▸ **Problem description**
Each line that contains the word "explorer" counts once; give the total for the records below and nothing else.

====

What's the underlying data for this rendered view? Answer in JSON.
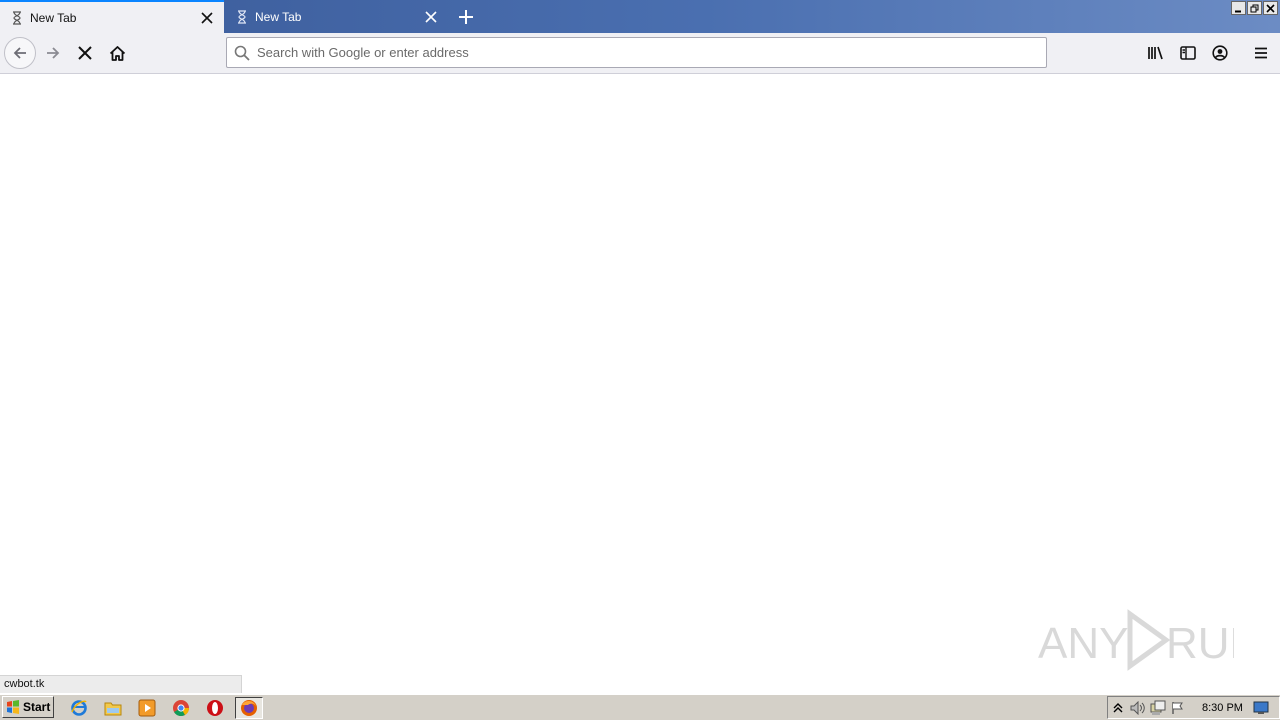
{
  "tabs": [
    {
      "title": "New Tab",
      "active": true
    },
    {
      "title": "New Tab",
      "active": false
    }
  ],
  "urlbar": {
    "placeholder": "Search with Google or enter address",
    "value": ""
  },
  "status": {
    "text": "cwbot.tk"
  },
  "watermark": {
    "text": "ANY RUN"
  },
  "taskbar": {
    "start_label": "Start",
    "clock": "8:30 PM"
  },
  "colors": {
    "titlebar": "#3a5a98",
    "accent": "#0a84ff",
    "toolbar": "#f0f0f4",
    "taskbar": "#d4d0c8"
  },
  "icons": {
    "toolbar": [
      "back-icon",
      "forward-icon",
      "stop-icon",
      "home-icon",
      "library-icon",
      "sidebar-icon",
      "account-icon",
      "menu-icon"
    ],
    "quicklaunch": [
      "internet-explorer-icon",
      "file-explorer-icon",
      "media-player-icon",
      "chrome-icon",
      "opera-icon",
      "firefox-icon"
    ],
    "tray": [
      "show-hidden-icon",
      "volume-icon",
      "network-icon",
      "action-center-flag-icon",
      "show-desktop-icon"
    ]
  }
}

====

▸ **Written answer**
2